Figure content listings

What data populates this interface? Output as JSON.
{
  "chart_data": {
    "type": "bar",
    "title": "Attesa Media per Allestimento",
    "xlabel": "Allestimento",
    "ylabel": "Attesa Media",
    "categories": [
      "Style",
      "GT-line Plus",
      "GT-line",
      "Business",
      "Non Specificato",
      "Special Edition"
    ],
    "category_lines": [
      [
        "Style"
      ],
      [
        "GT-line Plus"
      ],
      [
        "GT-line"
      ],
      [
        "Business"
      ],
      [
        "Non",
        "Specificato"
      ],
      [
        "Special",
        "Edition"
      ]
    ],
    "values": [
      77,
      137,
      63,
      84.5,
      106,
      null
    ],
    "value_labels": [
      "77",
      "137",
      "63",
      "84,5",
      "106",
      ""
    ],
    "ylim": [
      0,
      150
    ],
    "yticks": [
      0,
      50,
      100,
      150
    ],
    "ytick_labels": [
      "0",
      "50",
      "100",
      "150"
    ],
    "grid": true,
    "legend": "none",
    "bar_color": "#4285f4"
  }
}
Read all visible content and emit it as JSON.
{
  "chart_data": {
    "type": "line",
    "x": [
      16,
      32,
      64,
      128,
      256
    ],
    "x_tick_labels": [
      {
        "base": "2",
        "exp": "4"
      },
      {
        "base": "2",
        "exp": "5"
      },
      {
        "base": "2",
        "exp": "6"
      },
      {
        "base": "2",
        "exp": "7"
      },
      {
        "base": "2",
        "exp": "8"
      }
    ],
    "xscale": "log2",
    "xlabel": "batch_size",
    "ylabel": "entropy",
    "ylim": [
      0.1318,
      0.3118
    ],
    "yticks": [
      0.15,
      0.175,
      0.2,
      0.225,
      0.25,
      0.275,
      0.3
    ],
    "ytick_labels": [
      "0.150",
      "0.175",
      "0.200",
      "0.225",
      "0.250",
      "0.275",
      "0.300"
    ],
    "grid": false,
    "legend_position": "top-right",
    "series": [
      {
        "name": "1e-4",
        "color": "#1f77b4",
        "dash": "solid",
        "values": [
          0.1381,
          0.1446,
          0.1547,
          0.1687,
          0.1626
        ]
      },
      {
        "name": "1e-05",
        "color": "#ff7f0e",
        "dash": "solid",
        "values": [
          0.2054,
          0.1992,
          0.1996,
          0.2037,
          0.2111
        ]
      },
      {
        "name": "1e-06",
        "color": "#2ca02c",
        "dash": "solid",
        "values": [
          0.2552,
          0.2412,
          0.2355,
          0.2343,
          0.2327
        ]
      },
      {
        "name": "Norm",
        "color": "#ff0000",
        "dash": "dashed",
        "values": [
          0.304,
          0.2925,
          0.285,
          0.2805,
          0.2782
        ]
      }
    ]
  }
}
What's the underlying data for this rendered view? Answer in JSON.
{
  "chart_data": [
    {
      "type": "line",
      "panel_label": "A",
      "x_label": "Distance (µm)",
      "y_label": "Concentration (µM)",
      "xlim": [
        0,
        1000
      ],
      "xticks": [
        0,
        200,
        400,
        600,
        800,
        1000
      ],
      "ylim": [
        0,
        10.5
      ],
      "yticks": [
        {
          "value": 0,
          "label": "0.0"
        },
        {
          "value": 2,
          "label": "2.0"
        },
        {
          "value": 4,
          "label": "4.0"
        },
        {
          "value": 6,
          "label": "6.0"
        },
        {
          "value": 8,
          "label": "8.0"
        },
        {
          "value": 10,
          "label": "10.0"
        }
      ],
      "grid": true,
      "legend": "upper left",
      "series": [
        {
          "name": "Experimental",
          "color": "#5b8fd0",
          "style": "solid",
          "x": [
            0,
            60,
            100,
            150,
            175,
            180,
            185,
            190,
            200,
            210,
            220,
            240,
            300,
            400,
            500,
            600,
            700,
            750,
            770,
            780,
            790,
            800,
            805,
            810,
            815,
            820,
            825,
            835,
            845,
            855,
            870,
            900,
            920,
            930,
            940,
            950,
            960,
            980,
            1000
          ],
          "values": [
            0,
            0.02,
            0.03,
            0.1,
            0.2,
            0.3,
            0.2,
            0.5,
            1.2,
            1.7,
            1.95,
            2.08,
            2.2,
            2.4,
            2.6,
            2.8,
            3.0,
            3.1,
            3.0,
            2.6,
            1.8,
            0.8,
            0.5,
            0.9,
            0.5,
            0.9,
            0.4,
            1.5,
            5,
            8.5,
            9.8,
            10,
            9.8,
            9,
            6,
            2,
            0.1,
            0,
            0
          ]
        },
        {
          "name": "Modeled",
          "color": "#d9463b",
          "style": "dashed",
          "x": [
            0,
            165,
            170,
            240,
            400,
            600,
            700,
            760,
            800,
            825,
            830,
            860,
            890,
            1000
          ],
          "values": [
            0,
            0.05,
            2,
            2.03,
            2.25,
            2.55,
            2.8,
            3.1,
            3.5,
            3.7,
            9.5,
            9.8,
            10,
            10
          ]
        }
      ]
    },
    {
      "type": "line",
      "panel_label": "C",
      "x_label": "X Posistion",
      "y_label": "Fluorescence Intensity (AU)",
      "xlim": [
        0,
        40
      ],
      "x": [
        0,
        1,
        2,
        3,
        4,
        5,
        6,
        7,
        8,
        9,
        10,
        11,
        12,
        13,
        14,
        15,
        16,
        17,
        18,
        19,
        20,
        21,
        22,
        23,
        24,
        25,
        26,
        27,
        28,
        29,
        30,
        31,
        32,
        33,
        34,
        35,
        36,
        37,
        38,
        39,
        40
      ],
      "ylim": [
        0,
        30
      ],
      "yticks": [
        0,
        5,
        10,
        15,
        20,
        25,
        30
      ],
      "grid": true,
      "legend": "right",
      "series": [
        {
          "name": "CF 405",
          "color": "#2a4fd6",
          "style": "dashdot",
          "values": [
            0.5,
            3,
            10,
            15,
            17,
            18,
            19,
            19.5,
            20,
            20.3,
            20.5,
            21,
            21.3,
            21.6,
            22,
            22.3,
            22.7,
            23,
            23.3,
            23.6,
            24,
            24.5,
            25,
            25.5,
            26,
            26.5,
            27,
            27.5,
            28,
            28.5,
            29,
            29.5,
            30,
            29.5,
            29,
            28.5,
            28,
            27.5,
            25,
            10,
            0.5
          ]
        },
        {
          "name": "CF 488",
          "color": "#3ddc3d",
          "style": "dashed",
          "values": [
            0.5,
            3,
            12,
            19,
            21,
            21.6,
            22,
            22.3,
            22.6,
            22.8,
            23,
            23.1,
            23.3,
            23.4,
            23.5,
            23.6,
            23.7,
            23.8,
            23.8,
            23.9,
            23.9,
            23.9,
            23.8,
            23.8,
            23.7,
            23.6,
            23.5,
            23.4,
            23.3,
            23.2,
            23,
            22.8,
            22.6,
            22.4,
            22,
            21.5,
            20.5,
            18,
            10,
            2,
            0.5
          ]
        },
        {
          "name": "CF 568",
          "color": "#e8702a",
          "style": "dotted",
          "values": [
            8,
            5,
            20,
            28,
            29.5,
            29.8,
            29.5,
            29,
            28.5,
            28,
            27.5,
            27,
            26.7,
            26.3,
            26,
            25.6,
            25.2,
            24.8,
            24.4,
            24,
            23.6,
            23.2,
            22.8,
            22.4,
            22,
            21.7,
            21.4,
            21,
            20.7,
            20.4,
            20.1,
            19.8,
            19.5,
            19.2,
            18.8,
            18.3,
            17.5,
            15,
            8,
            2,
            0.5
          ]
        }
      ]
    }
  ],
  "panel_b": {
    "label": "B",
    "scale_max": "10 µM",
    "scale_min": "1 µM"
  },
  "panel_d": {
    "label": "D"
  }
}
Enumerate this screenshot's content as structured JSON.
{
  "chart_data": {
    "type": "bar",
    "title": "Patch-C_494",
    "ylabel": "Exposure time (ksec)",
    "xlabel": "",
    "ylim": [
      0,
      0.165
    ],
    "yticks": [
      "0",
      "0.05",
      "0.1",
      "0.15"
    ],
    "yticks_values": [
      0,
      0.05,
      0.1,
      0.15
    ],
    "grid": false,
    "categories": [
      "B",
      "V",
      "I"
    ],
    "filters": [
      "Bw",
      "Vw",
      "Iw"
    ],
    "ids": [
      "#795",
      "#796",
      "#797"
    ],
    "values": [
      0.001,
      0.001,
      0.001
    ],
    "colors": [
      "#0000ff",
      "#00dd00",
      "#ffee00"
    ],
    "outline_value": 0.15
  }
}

### Work to do
Extract the closing run of lines, starting with the one containing "Enumerate this screenshot's" and ending at the last, exactly as written.

### Output
Enumerate this screenshot's content as structured JSON.
{
  "chart_data": {
    "type": "bar",
    "title": "Patch-C_494",
    "ylabel": "Exposure time (ksec)",
    "xlabel": "",
    "ylim": [
      0,
      0.165
    ],
    "yticks": [
      "0",
      "0.05",
      "0.1",
      "0.15"
    ],
    "yticks_values": [
      0,
      0.05,
      0.1,
      0.15
    ],
    "grid": false,
    "categories": [
      "B",
      "V",
      "I"
    ],
    "filters": [
      "Bw",
      "Vw",
      "Iw"
    ],
    "ids": [
      "#795",
      "#796",
      "#797"
    ],
    "values": [
      0.001,
      0.001,
      0.001
    ],
    "colors": [
      "#0000ff",
      "#00dd00",
      "#ffee00"
    ],
    "outline_value": 0.15
  }
}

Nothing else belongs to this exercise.